§ Set task: Collect every line of the records below that contains the word "based".

§ Stored data:
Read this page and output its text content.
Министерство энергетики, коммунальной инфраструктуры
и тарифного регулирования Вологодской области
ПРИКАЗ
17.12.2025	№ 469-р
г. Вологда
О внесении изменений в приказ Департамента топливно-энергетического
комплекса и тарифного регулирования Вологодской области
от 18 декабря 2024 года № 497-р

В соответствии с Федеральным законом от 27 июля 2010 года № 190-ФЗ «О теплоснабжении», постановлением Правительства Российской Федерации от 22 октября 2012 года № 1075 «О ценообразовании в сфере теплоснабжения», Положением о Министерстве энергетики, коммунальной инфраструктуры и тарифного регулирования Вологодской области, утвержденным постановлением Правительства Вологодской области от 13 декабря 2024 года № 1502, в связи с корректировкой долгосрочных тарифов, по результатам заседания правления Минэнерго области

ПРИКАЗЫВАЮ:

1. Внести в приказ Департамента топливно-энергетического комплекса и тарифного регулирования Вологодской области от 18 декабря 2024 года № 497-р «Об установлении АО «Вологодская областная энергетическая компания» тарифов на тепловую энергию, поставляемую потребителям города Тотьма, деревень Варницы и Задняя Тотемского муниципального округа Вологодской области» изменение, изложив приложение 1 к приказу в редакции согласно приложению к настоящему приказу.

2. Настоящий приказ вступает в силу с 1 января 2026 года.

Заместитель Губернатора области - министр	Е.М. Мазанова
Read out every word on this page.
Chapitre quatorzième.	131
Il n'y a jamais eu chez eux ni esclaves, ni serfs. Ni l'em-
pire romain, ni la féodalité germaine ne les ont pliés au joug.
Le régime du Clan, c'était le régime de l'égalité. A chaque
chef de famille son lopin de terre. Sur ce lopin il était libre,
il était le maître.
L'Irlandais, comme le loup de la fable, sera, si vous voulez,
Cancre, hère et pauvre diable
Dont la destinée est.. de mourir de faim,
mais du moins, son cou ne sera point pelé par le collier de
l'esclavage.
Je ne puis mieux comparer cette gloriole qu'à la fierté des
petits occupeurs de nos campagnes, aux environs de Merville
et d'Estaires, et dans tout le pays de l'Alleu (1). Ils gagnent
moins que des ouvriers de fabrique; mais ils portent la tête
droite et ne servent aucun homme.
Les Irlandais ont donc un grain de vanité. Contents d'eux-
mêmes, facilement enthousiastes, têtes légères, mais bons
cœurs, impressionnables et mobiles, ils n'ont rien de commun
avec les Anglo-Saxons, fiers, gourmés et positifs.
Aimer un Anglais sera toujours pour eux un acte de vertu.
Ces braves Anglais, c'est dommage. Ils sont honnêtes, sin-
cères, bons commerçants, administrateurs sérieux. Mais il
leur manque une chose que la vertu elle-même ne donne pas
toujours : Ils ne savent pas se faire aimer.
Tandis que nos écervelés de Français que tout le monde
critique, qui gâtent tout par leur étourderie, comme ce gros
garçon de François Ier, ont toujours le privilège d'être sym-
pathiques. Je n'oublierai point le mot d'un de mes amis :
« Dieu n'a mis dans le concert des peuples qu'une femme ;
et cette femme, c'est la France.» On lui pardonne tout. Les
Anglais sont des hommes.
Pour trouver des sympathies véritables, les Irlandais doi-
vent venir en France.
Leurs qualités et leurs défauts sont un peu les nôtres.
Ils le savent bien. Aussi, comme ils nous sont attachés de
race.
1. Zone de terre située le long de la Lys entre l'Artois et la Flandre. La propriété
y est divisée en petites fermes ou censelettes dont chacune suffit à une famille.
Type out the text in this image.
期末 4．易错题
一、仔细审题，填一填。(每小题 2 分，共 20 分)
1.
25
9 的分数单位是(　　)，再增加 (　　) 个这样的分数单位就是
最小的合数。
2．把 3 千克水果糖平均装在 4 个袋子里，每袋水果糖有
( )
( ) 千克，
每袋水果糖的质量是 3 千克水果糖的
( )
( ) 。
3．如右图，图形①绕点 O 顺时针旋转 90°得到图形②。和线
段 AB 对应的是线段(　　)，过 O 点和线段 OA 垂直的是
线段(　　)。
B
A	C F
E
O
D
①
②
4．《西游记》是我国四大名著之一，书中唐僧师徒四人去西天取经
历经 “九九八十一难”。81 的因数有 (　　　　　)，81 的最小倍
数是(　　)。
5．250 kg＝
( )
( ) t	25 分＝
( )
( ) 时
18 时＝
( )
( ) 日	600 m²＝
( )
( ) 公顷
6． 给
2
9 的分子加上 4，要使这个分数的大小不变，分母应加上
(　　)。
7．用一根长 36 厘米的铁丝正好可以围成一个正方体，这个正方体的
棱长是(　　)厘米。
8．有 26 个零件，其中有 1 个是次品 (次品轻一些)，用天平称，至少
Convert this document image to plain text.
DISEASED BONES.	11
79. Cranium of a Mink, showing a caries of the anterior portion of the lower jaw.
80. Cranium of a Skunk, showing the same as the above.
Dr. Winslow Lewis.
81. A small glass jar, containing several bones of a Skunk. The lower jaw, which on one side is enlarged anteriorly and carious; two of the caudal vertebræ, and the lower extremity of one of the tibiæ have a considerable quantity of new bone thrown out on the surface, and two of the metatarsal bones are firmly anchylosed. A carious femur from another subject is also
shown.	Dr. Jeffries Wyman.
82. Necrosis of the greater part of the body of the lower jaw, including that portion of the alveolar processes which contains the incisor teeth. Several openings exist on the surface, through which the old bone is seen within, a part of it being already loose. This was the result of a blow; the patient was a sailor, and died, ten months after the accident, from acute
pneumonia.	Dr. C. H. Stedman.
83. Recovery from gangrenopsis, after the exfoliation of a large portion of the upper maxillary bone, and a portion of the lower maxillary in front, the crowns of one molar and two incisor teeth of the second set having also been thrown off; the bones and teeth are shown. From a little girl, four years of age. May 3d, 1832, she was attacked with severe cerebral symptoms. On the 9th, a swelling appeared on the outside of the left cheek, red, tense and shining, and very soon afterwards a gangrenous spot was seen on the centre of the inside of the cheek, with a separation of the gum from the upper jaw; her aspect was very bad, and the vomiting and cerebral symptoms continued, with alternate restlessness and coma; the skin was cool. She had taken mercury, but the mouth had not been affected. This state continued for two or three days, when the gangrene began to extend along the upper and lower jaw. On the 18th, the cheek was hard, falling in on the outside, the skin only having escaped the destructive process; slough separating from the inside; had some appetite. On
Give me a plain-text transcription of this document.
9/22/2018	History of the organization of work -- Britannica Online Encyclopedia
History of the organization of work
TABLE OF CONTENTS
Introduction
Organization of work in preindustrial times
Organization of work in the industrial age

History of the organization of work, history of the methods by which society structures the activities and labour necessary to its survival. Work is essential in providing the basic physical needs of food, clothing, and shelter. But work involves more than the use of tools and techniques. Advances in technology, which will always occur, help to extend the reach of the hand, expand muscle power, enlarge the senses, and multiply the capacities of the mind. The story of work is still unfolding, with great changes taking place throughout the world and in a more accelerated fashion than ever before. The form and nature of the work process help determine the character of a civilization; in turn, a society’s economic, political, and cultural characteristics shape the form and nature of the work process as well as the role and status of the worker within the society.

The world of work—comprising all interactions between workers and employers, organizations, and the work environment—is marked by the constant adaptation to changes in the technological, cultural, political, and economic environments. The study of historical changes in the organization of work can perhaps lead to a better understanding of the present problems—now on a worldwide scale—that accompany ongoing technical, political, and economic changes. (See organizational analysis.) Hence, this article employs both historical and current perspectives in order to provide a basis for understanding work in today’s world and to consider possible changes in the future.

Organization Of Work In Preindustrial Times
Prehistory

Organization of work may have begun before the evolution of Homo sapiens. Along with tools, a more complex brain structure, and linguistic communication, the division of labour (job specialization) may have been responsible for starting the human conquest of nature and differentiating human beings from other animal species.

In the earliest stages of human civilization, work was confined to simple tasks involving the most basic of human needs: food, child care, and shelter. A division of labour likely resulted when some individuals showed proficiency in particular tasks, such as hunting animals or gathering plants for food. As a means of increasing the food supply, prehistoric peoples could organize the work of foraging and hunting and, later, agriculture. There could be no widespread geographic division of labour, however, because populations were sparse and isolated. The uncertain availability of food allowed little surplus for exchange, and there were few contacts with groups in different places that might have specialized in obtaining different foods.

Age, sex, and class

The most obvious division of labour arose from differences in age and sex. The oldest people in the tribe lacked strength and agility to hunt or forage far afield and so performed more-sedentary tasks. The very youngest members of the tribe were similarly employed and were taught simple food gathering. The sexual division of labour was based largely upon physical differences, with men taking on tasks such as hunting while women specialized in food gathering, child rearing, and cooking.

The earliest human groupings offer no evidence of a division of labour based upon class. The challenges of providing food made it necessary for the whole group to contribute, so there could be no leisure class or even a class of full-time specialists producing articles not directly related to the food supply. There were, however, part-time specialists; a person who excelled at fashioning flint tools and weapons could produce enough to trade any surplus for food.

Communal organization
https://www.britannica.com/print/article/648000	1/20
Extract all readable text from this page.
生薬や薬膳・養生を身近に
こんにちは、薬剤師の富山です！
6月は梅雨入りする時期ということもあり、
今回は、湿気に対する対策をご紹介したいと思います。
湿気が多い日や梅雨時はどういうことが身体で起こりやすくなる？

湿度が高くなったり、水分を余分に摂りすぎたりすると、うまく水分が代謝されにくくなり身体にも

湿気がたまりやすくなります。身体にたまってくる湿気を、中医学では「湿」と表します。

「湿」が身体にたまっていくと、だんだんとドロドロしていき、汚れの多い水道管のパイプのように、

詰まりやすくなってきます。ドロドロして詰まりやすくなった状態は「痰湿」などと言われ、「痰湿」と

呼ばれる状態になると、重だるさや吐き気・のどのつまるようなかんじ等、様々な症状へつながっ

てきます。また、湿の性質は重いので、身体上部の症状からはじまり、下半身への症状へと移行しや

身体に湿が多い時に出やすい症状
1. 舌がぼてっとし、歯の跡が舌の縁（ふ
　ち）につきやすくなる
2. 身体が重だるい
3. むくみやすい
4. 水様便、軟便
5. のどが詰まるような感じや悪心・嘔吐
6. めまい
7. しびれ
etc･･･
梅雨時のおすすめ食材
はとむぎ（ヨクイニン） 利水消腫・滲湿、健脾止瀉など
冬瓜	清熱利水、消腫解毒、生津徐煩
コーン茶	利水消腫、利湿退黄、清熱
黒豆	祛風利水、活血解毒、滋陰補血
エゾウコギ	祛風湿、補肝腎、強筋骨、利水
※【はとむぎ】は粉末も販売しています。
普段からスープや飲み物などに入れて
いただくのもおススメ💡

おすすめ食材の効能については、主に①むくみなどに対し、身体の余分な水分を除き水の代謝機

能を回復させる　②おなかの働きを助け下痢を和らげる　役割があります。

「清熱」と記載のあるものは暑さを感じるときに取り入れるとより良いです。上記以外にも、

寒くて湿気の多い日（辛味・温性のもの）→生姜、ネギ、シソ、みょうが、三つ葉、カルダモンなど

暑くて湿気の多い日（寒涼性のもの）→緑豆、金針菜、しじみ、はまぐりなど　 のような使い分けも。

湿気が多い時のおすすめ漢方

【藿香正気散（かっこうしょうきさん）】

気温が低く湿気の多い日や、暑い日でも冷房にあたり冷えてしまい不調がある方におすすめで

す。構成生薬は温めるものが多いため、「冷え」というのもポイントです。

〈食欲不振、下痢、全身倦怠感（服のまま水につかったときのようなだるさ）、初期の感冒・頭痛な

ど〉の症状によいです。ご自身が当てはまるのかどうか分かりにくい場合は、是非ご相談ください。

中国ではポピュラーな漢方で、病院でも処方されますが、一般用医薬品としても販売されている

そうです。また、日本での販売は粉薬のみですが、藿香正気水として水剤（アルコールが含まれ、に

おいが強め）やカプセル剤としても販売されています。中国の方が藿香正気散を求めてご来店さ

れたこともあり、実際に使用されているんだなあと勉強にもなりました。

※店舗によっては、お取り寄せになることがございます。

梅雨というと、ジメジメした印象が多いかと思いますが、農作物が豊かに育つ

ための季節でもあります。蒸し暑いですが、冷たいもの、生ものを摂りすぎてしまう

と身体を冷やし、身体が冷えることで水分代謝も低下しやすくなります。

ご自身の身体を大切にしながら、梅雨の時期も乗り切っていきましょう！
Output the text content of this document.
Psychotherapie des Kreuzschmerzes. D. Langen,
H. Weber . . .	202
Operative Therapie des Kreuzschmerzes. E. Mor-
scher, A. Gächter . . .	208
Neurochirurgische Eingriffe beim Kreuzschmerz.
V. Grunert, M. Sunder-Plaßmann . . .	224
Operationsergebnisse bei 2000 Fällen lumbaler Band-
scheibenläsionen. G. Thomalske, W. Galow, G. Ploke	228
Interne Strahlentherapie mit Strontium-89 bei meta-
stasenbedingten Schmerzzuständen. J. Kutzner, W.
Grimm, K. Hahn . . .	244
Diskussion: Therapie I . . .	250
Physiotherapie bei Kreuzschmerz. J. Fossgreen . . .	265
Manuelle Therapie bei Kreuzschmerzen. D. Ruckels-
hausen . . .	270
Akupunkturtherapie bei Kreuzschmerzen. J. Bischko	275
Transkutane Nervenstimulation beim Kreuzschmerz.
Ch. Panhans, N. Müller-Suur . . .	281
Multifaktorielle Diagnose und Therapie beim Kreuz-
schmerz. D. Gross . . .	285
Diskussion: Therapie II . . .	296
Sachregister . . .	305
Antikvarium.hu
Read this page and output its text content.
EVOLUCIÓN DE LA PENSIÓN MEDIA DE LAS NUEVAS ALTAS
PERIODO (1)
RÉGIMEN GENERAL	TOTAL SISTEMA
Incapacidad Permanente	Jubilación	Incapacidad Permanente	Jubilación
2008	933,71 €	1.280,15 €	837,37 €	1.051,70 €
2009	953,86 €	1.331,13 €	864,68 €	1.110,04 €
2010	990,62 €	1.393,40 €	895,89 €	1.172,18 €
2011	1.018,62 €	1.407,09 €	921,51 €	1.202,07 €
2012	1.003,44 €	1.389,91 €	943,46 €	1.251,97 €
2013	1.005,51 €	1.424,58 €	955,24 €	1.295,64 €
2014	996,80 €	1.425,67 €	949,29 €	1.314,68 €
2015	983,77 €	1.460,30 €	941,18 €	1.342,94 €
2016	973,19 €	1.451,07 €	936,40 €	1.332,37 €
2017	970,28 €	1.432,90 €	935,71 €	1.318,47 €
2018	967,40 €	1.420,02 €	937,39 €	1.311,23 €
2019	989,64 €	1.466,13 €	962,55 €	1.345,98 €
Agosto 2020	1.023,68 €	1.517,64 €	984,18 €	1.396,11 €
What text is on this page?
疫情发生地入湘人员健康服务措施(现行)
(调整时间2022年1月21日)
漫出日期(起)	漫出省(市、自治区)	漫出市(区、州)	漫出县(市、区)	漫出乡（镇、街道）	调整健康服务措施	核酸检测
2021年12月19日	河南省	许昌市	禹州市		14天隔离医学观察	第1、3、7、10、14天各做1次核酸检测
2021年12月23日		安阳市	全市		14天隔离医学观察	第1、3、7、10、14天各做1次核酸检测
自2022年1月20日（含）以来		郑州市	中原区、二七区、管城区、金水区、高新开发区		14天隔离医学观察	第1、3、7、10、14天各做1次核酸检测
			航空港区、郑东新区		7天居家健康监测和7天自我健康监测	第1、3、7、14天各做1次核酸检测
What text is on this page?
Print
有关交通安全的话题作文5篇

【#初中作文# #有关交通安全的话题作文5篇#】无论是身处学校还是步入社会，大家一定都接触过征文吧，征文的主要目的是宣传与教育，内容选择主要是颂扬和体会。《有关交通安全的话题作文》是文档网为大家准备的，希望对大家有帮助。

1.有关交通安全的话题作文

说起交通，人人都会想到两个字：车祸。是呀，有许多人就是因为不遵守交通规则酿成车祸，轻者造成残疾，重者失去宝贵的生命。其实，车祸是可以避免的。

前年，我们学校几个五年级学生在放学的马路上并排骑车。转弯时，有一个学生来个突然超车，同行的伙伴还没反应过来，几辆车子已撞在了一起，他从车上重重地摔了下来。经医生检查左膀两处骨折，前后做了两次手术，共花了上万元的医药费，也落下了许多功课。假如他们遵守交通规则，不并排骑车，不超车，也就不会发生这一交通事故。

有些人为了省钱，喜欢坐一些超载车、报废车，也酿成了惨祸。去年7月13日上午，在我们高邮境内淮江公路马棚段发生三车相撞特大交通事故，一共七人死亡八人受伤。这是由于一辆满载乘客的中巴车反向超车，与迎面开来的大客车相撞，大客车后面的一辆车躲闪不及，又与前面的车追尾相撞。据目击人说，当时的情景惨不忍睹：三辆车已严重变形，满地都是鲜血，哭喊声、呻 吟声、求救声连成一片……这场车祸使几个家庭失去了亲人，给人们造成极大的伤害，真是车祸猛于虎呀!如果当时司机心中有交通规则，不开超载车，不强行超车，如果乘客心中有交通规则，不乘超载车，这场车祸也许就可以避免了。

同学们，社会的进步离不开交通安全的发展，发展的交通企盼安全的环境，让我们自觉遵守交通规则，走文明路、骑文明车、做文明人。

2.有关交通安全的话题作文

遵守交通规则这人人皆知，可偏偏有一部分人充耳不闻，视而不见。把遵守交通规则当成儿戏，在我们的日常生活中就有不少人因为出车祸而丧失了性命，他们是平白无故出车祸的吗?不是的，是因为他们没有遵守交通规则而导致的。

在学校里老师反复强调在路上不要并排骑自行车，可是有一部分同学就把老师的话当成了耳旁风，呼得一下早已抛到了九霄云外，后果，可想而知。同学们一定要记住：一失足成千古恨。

§ Solution for this problem:
The most obvious division of labour arose from differences in age and sex. The oldest people in the tribe lacked strength and agility to hunt or forage far afield and so performed more-sedentary tasks. The very youngest members of the tribe were similarly employed and were taught simple food gathering. The sexual division of labour was based largely upon physical differences, with men taking on tasks such as hunting while women specialized in food gathering, child rearing, and cooking.
The earliest human groupings offer no evidence of a division of labour based upon class. The challenges of providing food made it necessary for the whole group to contribute, so there could be no leisure class or even a class of full-time specialists producing articles not directly related to the food supply. There were, however, part-time specialists; a person who excelled at fashioning flint tools and weapons could produce enough to trade any surplus for food.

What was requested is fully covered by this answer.